__Material for the task__
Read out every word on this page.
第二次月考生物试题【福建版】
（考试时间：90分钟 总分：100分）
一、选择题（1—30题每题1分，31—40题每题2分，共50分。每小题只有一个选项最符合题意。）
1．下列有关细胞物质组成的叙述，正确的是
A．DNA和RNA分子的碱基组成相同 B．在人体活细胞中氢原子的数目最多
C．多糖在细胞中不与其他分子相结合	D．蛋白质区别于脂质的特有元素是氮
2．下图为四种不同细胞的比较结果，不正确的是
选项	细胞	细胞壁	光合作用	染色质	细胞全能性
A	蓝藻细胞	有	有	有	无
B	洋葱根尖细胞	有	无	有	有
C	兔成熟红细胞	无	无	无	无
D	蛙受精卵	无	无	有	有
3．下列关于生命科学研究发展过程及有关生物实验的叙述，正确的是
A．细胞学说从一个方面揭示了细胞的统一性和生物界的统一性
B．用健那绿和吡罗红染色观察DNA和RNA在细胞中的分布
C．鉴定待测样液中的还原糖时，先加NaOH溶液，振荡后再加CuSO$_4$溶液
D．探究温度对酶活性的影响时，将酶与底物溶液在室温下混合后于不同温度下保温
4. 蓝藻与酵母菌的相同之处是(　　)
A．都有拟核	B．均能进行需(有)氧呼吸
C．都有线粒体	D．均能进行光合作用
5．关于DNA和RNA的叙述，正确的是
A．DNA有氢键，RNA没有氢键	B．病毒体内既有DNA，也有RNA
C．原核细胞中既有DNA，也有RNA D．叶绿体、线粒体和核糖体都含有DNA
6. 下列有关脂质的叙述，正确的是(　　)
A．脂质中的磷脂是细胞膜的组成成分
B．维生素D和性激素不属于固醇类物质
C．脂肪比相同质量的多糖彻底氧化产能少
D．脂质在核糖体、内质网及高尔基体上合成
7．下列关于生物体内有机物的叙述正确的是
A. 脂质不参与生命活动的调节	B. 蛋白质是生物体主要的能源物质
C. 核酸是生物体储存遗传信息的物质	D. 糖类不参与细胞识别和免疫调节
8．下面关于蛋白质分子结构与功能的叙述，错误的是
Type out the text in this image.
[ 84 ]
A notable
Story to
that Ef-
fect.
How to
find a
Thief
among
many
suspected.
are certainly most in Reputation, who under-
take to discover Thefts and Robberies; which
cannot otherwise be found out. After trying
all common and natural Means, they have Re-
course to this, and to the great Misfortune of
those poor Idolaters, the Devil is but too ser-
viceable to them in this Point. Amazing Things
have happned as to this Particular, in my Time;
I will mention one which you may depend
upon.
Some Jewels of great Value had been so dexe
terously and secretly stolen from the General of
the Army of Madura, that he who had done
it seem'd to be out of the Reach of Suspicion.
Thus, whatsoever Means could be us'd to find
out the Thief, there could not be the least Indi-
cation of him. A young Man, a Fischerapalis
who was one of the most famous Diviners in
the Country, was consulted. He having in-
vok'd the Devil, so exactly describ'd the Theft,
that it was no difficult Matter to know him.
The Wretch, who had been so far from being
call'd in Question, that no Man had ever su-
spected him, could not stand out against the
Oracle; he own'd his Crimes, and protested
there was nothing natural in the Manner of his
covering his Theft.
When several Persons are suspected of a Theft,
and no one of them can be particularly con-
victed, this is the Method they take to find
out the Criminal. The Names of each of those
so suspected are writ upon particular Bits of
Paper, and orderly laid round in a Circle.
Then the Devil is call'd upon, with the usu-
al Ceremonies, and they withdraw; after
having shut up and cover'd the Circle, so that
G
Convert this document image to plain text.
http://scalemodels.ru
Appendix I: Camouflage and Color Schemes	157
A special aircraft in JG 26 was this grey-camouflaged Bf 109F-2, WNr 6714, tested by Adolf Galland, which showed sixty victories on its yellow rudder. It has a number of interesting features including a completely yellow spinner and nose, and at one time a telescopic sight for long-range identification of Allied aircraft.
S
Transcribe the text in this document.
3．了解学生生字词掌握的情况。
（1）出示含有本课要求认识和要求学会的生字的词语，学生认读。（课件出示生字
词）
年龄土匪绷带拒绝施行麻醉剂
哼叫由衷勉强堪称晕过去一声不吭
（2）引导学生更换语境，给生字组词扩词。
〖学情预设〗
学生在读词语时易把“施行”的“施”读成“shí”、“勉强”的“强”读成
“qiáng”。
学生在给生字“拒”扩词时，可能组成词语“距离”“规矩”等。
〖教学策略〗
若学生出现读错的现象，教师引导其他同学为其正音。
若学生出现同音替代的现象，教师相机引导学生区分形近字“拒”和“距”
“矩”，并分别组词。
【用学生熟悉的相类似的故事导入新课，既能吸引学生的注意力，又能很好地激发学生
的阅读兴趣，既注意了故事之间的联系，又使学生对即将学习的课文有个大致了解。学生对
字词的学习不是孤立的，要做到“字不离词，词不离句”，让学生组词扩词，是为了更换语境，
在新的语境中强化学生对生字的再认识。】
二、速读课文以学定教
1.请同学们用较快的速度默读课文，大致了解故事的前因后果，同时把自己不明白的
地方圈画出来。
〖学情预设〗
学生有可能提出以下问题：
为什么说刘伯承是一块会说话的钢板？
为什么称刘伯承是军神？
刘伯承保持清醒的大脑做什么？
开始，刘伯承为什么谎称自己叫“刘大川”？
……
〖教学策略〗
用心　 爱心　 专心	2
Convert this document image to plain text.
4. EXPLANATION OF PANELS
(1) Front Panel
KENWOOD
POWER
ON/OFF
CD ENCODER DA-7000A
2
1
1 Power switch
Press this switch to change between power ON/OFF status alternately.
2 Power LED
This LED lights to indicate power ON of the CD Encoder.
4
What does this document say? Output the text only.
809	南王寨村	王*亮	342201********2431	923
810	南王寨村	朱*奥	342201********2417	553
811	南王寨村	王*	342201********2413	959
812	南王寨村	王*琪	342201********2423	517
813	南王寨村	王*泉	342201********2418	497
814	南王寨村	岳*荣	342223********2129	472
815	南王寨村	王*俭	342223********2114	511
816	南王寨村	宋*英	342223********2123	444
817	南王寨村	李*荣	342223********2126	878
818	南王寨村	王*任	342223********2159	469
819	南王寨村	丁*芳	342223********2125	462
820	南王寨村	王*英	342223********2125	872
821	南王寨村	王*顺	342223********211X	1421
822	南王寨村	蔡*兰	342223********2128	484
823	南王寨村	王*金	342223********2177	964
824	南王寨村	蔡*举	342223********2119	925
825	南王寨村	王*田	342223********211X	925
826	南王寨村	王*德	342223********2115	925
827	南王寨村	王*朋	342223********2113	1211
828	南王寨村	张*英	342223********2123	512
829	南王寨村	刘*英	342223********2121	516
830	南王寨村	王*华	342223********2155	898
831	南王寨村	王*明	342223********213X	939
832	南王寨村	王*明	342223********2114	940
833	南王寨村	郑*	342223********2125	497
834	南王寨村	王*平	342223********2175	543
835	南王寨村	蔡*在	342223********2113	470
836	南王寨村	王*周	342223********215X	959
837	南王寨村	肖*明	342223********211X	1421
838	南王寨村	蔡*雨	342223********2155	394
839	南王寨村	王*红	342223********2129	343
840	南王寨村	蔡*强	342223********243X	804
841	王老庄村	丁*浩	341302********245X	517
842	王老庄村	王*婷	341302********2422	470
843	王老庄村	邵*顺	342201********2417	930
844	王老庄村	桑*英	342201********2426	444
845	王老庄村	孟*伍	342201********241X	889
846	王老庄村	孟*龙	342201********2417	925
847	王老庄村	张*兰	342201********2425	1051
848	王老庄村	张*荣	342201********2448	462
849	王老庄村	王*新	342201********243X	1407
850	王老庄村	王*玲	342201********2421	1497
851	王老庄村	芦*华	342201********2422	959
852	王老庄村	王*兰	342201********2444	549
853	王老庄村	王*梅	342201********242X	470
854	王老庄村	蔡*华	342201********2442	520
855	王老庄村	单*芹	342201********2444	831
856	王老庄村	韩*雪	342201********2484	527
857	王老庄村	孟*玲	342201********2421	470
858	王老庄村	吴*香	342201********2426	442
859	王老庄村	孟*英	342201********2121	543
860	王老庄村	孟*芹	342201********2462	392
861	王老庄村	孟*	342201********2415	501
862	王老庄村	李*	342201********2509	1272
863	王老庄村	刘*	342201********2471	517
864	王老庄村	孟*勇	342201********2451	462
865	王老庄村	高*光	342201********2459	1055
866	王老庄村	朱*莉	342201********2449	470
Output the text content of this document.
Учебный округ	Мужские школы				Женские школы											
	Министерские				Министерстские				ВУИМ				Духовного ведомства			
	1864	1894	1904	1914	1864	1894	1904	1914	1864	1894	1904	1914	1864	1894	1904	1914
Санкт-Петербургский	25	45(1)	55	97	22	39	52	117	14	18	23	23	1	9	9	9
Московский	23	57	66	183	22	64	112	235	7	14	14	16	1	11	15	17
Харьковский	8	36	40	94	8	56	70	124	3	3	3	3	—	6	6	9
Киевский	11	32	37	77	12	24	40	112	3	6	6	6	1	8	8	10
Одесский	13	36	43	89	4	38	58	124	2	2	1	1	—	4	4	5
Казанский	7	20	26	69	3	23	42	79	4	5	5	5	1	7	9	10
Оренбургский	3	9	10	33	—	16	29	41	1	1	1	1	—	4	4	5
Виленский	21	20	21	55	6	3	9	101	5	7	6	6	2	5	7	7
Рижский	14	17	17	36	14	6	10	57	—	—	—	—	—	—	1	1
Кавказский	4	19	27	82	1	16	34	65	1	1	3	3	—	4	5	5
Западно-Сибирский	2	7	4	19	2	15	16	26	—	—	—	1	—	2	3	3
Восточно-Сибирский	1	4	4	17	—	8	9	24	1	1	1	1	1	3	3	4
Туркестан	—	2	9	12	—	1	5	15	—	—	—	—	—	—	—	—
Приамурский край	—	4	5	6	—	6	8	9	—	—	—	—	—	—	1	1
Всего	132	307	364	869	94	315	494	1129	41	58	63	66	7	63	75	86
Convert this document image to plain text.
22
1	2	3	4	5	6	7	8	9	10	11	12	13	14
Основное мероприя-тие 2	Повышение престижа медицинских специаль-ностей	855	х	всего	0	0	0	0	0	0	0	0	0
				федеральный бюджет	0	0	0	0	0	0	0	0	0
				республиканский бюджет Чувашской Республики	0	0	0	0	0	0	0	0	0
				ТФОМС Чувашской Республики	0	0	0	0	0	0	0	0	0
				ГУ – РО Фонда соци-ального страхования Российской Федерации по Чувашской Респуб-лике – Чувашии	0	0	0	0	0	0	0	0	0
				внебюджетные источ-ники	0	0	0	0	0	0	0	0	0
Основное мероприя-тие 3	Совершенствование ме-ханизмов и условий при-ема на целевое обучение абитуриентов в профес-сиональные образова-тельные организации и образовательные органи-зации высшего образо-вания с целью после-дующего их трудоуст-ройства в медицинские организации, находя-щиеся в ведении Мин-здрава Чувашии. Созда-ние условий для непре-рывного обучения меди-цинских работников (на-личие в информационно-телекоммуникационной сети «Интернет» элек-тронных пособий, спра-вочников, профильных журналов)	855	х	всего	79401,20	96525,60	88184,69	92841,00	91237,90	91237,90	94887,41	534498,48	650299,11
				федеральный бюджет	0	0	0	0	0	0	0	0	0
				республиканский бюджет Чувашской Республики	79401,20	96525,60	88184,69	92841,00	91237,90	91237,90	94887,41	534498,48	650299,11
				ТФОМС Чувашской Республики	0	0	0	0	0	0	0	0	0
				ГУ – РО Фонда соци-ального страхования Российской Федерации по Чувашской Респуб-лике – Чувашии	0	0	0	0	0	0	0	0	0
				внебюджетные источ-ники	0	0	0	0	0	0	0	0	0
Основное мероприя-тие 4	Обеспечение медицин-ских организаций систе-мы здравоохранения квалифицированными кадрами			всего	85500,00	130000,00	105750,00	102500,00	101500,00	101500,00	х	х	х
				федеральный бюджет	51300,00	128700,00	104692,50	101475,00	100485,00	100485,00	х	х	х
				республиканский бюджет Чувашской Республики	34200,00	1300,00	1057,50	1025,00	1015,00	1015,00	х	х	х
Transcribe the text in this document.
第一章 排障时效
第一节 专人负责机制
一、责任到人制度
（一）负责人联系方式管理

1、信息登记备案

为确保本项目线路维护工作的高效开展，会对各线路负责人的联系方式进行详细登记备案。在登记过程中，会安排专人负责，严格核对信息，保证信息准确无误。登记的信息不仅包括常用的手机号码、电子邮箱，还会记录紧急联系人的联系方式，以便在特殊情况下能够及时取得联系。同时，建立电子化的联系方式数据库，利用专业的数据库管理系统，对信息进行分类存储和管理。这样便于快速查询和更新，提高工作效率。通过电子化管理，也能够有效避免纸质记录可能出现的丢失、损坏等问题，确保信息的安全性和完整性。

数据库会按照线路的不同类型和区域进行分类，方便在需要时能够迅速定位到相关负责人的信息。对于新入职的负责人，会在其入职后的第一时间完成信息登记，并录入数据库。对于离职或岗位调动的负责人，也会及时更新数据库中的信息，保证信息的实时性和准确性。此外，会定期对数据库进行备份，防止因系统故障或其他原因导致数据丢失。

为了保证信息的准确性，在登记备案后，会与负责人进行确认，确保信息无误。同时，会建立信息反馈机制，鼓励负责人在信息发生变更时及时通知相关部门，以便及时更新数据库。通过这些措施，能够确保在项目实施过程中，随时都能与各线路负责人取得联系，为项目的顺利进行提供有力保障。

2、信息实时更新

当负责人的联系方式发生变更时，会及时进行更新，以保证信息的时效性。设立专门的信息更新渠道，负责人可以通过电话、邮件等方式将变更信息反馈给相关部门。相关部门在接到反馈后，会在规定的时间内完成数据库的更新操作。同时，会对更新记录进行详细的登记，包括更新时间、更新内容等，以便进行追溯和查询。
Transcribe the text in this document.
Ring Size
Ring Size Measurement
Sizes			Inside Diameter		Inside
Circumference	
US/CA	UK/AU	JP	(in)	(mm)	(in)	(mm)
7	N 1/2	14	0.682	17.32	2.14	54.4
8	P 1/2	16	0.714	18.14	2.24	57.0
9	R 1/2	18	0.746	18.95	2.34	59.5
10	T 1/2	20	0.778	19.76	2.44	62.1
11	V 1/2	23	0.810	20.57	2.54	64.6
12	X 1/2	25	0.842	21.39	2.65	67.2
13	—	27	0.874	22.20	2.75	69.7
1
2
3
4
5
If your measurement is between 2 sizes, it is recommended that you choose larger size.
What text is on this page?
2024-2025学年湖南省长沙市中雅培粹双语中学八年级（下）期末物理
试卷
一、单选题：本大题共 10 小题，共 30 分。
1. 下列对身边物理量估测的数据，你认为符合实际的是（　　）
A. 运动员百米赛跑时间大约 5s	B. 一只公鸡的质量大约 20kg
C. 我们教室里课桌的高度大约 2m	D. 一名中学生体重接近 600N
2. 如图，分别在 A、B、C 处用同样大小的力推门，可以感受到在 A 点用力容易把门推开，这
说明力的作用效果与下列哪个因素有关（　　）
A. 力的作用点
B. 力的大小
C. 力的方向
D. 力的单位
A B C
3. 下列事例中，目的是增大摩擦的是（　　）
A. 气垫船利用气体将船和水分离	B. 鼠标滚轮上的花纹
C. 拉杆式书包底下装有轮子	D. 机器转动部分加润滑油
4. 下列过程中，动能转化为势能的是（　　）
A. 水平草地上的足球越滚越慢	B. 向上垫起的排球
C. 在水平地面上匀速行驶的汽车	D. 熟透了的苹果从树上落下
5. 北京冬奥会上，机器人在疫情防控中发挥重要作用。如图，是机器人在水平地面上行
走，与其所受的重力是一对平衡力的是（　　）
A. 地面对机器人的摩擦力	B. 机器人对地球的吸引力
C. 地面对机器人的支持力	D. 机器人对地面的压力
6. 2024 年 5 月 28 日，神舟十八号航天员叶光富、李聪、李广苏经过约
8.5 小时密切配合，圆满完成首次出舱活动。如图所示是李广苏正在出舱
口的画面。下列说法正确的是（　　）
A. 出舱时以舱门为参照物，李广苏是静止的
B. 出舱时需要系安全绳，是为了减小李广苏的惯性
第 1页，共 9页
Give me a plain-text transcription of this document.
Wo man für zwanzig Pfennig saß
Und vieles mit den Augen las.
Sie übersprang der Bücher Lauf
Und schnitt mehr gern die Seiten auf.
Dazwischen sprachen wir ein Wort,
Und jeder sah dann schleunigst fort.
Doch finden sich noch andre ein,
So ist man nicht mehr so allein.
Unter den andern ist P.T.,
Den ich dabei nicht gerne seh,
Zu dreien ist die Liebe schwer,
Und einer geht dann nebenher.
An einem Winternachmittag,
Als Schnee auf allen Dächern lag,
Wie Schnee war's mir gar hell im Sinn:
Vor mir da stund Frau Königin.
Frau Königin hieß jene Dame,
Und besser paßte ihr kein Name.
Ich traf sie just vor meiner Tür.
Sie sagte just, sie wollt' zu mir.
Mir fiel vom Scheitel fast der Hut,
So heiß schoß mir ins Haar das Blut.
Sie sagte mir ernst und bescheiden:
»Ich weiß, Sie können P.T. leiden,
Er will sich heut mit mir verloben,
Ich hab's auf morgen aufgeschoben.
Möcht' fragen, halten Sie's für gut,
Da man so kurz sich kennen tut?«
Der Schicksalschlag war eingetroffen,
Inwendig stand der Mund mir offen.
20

__Written request__
Find the word "Königin" in the data and copy out each line where it turns up.

__The output__
Vor mir da stund Frau Königin.
Frau Königin hieß jene Dame,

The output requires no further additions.